### Dataset excerpts
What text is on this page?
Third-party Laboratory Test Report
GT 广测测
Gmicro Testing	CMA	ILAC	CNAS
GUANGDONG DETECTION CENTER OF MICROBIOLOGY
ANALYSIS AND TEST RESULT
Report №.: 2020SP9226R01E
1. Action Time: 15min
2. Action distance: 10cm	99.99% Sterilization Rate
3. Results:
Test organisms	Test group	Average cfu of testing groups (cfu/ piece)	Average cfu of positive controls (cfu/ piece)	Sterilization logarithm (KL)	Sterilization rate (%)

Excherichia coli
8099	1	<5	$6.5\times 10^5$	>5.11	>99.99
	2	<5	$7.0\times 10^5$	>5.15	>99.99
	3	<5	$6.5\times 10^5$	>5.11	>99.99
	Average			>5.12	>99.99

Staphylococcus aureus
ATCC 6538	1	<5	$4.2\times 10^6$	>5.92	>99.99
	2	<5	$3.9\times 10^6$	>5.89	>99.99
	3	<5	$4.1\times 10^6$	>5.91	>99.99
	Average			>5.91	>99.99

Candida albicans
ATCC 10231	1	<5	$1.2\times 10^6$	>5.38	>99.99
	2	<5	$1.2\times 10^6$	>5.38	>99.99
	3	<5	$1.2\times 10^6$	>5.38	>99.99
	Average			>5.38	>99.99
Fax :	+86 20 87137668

### Work to be completed
Go through the material above line by line and copy it exactly.

### Answer in full
What text is on this page?
Third-party Laboratory Test Report
GT 广测测
Gmicro Testing	CMA	ILAC	CNAS
GUANGDONG DETECTION CENTER OF MICROBIOLOGY
ANALYSIS AND TEST RESULT
Report №.: 2020SP9226R01E
1. Action Time: 15min
2. Action distance: 10cm	99.99% Sterilization Rate
3. Results:
Test organisms	Test group	Average cfu of testing groups (cfu/ piece)	Average cfu of positive controls (cfu/ piece)	Sterilization logarithm (KL)	Sterilization rate (%)

Excherichia coli
8099	1	<5	$6.5\times 10^5$	>5.11	>99.99
	2	<5	$7.0\times 10^5$	>5.15	>99.99
	3	<5	$6.5\times 10^5$	>5.11	>99.99
	Average			>5.12	>99.99

Staphylococcus aureus
ATCC 6538	1	<5	$4.2\times 10^6$	>5.92	>99.99
	2	<5	$3.9\times 10^6$	>5.89	>99.99
	3	<5	$4.1\times 10^6$	>5.91	>99.99
	Average			>5.91	>99.99

Candida albicans
ATCC 10231	1	<5	$1.2\times 10^6$	>5.38	>99.99
	2	<5	$1.2\times 10^6$	>5.38	>99.99
	3	<5	$1.2\times 10^6$	>5.38	>99.99
	Average			>5.38	>99.99
Fax :	+86 20 87137668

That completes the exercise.